**Given problem:**
Print exactly, and only, the lines running from the line containing "What data populates" through the end of the records below.

※ ※ ※

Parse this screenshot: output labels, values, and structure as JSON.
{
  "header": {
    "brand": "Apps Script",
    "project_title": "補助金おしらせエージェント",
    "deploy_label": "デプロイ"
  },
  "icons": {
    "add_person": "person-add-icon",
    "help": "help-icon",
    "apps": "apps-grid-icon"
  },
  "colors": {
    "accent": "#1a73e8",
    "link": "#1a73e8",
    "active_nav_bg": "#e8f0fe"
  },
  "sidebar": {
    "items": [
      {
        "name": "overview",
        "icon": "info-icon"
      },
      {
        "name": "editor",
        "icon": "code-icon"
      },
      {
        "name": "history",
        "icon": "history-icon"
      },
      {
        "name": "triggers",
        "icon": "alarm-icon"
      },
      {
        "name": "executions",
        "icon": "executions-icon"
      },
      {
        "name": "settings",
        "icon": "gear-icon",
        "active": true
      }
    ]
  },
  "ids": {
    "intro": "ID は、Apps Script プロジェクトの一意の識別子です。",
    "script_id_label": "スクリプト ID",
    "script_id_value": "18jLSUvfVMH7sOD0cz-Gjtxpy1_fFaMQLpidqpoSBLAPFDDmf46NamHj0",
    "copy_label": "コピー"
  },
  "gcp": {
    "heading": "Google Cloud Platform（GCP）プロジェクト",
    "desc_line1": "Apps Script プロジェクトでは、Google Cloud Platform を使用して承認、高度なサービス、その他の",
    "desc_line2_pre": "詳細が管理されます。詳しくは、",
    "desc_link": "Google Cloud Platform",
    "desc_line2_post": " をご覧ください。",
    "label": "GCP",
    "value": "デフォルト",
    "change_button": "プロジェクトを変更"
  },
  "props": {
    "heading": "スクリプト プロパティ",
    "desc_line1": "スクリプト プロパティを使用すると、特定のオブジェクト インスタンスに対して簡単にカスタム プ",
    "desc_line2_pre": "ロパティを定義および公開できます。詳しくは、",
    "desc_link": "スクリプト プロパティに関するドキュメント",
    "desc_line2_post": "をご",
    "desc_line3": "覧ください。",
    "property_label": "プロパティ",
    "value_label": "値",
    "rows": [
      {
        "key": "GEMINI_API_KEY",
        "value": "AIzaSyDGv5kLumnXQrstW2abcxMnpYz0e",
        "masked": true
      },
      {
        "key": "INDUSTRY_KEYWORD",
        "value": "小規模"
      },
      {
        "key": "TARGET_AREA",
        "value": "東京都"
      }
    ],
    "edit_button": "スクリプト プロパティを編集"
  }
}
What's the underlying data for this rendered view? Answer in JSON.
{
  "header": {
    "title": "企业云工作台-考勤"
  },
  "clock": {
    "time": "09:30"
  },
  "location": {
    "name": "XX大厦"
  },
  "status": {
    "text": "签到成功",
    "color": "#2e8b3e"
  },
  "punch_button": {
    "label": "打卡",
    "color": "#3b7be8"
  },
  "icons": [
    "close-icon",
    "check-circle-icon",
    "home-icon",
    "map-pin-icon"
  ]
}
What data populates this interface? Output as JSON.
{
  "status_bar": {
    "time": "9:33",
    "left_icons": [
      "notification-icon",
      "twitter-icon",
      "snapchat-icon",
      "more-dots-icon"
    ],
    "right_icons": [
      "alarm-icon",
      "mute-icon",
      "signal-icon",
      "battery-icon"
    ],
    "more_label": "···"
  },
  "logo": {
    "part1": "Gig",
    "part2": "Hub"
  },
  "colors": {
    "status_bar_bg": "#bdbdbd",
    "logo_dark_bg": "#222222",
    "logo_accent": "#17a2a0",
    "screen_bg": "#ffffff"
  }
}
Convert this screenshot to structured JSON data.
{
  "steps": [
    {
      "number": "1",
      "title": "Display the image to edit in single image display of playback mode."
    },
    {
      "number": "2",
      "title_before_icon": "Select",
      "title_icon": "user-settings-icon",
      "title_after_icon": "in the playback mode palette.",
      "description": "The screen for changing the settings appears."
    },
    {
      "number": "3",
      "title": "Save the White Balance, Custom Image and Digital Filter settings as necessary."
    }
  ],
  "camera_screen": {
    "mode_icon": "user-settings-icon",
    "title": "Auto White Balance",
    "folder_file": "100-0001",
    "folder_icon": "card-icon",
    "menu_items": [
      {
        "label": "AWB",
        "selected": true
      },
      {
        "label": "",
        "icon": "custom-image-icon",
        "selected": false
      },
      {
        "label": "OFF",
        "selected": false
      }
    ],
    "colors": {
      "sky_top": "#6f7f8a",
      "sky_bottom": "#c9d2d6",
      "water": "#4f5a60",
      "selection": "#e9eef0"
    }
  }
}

※ ※ ※

**Result of the task:**
What data populates this interface? Output as JSON.
{
  "status_bar": {
    "time": "9:33",
    "left_icons": [
      "notification-icon",
      "twitter-icon",
      "snapchat-icon",
      "more-dots-icon"
    ],
    "right_icons": [
      "alarm-icon",
      "mute-icon",
      "signal-icon",
      "battery-icon"
    ],
    "more_label": "···"
  },
  "logo": {
    "part1": "Gig",
    "part2": "Hub"
  },
  "colors": {
    "status_bar_bg": "#bdbdbd",
    "logo_dark_bg": "#222222",
    "logo_accent": "#17a2a0",
    "screen_bg": "#ffffff"
  }
}
Convert this screenshot to structured JSON data.
{
  "steps": [
    {
      "number": "1",
      "title": "Display the image to edit in single image display of playback mode."
    },
    {
      "number": "2",
      "title_before_icon": "Select",
      "title_icon": "user-settings-icon",
      "title_after_icon": "in the playback mode palette.",
      "description": "The screen for changing the settings appears."
    },
    {
      "number": "3",
      "title": "Save the White Balance, Custom Image and Digital Filter settings as necessary."
    }
  ],
  "camera_screen": {
    "mode_icon": "user-settings-icon",
    "title": "Auto White Balance",
    "folder_file": "100-0001",
    "folder_icon": "card-icon",
    "menu_items": [
      {
        "label": "AWB",
        "selected": true
      },
      {
        "label": "",
        "icon": "custom-image-icon",
        "selected": false
      },
      {
        "label": "OFF",
        "selected": false
      }
    ],
    "colors": {
      "sky_top": "#6f7f8a",
      "sky_bottom": "#c9d2d6",
      "water": "#4f5a60",
      "selection": "#e9eef0"
    }
  }
}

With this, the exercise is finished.